* Instruction
Sift the listing for lines that hold the string "wyborczych" and pull them out.

**** Data provided ****

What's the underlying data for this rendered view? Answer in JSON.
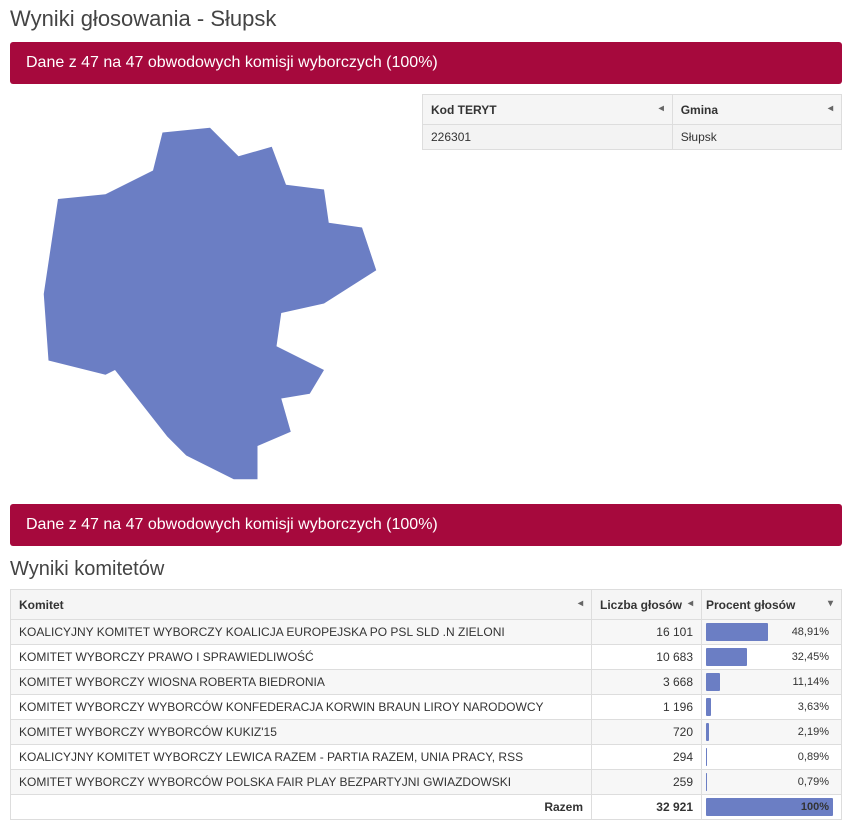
{
  "page": {
    "title": "Wyniki głosowania - Słupsk"
  },
  "banners": {
    "commission": "Dane z 47 na 47 obwodowych komisji wyborczych (100%)",
    "commission2": "Dane z 47 na 47 obwodowych komisji wyborczych (100%)"
  },
  "map": {
    "fill": "#6b7ec4"
  },
  "gminaTable": {
    "headers": {
      "teryt": "Kod TERYT",
      "gmina": "Gmina"
    },
    "rows": [
      {
        "teryt": "226301",
        "gmina": "Słupsk"
      }
    ]
  },
  "committeesSection": {
    "title": "Wyniki komitetów"
  },
  "committeesTable": {
    "headers": {
      "name": "Komitet",
      "votes": "Liczba głosów",
      "percent": "Procent głosów"
    },
    "barColor": "#6b7ec4",
    "rows": [
      {
        "name": "KOALICYJNY KOMITET WYBORCZY KOALICJA EUROPEJSKA PO PSL SLD .N ZIELONI",
        "votes": "16 101",
        "percent": "48,91%",
        "barPct": 48.91
      },
      {
        "name": "KOMITET WYBORCZY PRAWO I SPRAWIEDLIWOŚĆ",
        "votes": "10 683",
        "percent": "32,45%",
        "barPct": 32.45
      },
      {
        "name": "KOMITET WYBORCZY WIOSNA ROBERTA BIEDRONIA",
        "votes": "3 668",
        "percent": "11,14%",
        "barPct": 11.14
      },
      {
        "name": "KOMITET WYBORCZY WYBORCÓW KONFEDERACJA KORWIN BRAUN LIROY NARODOWCY",
        "votes": "1 196",
        "percent": "3,63%",
        "barPct": 3.63
      },
      {
        "name": "KOMITET WYBORCZY WYBORCÓW KUKIZ'15",
        "votes": "720",
        "percent": "2,19%",
        "barPct": 2.19
      },
      {
        "name": "KOALICYJNY KOMITET WYBORCZY LEWICA RAZEM - PARTIA RAZEM, UNIA PRACY, RSS",
        "votes": "294",
        "percent": "0,89%",
        "barPct": 0.89
      },
      {
        "name": "KOMITET WYBORCZY WYBORCÓW POLSKA FAIR PLAY BEZPARTYJNI GWIAZDOWSKI",
        "votes": "259",
        "percent": "0,79%",
        "barPct": 0.79
      }
    ],
    "total": {
      "label": "Razem",
      "votes": "32 921",
      "percent": "100%",
      "barPct": 100
    }
  }
}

****

* Response to the task
    "commission": "Dane z 47 na 47 obwodowych komisji wyborczych (100%)",
    "commission2": "Dane z 47 na 47 obwodowych komisji wyborczych (100%)"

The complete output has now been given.